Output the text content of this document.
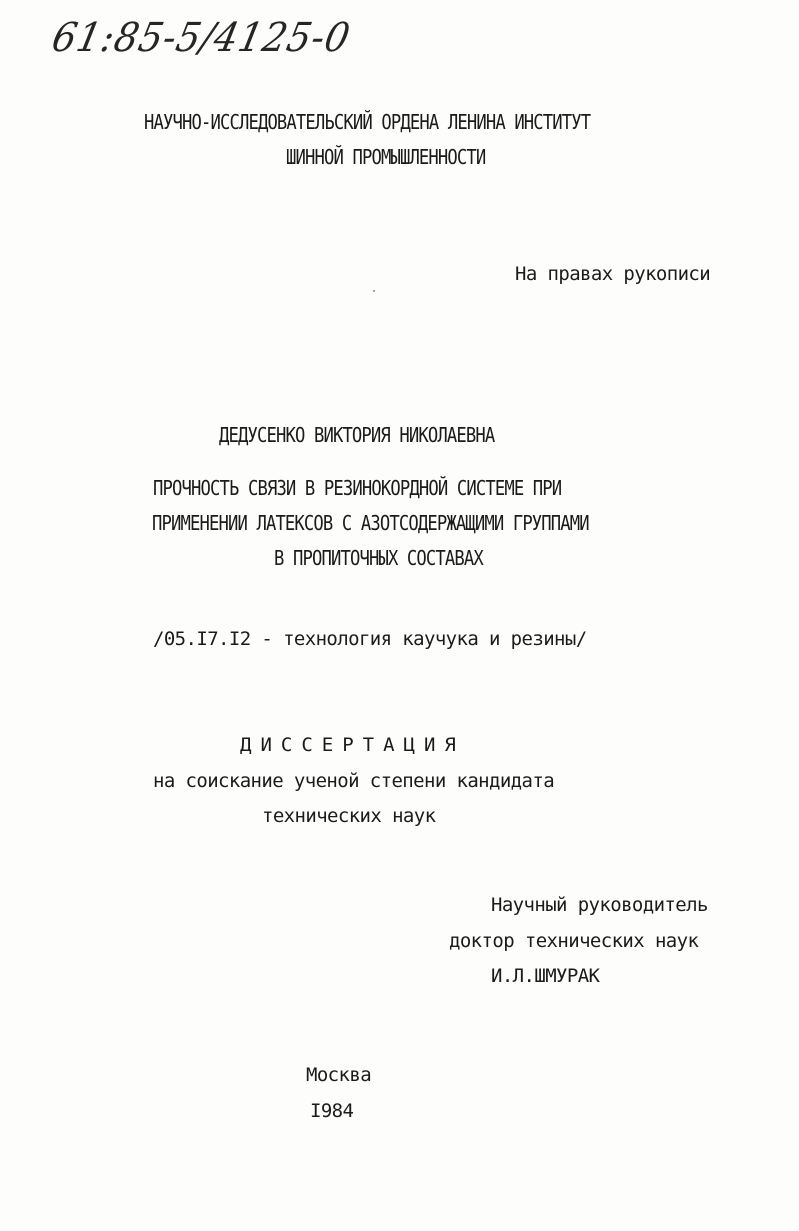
61:85-5/4125-0
НАУЧНО-ИССЛЕДОВАТЕЛЬСКИЙ ОРДЕНА ЛЕНИНА ИНСТИТУТ
ШИННОЙ ПРОМЫШЛЕННОСТИ
На правах рукописи
ДЕДУСЕНКО ВИКТОРИЯ НИКОЛАЕВНА
ПРОЧНОСТЬ СВЯЗИ В РЕЗИНОКОРДНОЙ СИСТЕМЕ ПРИ
ПРИМЕНЕНИИ ЛАТЕКСОВ С АЗОТСОДЕРЖАЩИМИ ГРУППАМИ
В ПРОПИТОЧНЫХ СОСТАВАХ
/05.I7.I2 - технология каучука и резины/
ДИССЕРТАЦИЯ
на соискание ученой степени кандидата
технических наук
Научный руководитель
доктор технических наук
И.Л.ШМУРАК
Москва
I984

What is expected → Reproduce all of the material exactly, apart from the pictures.

Final answer →
Output the text content of this document.
61:85-5/4125-0
НАУЧНО-ИССЛЕДОВАТЕЛЬСКИЙ ОРДЕНА ЛЕНИНА ИНСТИТУТ
ШИННОЙ ПРОМЫШЛЕННОСТИ
На правах рукописи
ДЕДУСЕНКО ВИКТОРИЯ НИКОЛАЕВНА
ПРОЧНОСТЬ СВЯЗИ В РЕЗИНОКОРДНОЙ СИСТЕМЕ ПРИ
ПРИМЕНЕНИИ ЛАТЕКСОВ С АЗОТСОДЕРЖАЩИМИ ГРУППАМИ
В ПРОПИТОЧНЫХ СОСТАВАХ
/05.I7.I2 - технология каучука и резины/
ДИССЕРТАЦИЯ
на соискание ученой степени кандидата
технических наук
Научный руководитель
доктор технических наук
И.Л.ШМУРАК
Москва
I984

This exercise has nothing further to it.